» GIVEN EXERCISE
Only a number is wanted: how many lines in the listing contain the word "Mount"?

#### PROVIDED RECORDS

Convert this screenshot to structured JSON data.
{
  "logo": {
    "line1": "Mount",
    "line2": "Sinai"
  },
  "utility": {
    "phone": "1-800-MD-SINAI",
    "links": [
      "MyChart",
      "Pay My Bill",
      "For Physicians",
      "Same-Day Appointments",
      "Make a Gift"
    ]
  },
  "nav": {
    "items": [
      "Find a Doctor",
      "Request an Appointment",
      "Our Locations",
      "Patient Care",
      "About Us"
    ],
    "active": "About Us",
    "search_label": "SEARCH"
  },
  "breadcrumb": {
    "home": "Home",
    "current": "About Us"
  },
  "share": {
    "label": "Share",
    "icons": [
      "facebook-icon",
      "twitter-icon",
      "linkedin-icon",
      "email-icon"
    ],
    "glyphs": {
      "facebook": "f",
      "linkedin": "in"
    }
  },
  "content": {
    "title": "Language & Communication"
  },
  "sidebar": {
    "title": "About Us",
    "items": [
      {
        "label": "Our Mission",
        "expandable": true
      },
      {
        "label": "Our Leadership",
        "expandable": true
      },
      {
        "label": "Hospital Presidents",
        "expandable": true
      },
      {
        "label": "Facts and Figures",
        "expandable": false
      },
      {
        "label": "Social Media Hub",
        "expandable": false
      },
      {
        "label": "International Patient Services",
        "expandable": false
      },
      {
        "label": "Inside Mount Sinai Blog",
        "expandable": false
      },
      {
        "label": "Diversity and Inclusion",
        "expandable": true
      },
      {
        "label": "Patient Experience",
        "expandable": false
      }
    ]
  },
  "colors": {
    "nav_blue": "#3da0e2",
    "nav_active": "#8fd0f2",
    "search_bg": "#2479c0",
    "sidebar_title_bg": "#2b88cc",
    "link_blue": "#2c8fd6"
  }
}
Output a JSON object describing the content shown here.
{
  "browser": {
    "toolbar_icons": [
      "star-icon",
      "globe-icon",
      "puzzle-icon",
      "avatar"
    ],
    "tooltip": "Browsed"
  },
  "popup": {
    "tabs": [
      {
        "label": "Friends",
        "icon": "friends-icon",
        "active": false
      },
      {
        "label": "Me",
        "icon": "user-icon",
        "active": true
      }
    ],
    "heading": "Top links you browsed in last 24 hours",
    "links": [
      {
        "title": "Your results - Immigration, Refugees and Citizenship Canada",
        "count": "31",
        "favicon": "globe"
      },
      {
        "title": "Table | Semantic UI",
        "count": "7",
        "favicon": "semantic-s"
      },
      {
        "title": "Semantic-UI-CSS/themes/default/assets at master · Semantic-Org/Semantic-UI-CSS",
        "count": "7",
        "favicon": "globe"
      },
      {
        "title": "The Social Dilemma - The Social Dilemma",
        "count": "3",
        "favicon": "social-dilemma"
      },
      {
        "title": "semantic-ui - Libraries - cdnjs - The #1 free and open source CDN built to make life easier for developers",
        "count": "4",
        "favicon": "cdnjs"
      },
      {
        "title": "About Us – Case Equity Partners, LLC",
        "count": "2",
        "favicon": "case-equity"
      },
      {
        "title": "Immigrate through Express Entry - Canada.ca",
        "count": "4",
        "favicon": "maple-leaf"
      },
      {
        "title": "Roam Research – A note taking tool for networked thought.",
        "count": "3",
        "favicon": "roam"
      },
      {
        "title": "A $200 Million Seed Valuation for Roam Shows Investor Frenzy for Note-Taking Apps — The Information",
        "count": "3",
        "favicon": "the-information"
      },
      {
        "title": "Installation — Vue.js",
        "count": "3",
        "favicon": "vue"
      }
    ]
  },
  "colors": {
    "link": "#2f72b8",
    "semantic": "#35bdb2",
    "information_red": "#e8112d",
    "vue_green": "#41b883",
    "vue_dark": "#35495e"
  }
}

########

» RESPONSE
2